*TO DO*
How many of the lines contain the string "FEEL"? Give the number, with no other words.

[BEGIN RAW RECORDS]

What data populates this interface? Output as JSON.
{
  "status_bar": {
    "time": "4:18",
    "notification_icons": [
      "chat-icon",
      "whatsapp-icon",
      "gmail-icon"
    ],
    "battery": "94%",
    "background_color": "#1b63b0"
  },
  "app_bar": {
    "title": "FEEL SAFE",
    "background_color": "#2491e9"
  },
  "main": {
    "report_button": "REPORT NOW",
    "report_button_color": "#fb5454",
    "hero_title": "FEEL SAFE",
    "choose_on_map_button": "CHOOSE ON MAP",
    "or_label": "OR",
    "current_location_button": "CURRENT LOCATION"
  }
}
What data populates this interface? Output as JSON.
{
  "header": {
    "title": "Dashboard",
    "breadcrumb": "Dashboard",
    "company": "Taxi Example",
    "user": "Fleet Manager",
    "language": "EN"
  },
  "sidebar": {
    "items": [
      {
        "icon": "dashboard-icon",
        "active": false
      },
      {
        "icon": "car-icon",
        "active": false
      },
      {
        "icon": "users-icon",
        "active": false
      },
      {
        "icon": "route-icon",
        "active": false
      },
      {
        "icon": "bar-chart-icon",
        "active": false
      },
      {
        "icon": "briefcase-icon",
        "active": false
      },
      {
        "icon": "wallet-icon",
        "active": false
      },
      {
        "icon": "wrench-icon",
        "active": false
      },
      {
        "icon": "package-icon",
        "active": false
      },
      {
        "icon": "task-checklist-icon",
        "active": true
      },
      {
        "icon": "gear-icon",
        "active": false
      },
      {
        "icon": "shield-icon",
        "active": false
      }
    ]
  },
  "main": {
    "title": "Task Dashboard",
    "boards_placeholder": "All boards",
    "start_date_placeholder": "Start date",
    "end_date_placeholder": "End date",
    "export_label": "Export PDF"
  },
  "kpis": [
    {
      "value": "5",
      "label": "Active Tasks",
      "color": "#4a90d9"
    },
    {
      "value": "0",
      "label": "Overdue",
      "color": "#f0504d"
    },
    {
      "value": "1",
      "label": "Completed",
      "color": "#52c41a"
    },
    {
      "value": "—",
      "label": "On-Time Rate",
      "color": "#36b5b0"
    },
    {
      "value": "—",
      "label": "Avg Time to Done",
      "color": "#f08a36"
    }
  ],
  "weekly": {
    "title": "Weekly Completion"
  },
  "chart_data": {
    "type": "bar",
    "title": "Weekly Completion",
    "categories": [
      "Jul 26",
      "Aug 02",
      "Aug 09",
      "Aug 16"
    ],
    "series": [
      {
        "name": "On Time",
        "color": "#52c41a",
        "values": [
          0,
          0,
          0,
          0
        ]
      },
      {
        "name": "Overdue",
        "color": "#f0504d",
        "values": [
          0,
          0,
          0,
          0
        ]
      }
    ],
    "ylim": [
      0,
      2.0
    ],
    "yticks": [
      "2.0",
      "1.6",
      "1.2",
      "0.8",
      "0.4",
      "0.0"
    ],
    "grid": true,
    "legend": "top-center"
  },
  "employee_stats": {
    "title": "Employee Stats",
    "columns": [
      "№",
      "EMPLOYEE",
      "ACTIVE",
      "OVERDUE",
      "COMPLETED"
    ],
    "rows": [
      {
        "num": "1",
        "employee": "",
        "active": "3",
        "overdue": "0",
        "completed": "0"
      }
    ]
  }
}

[END RAW RECORDS]

*ANSWER FOR THIS EXERCISE*
2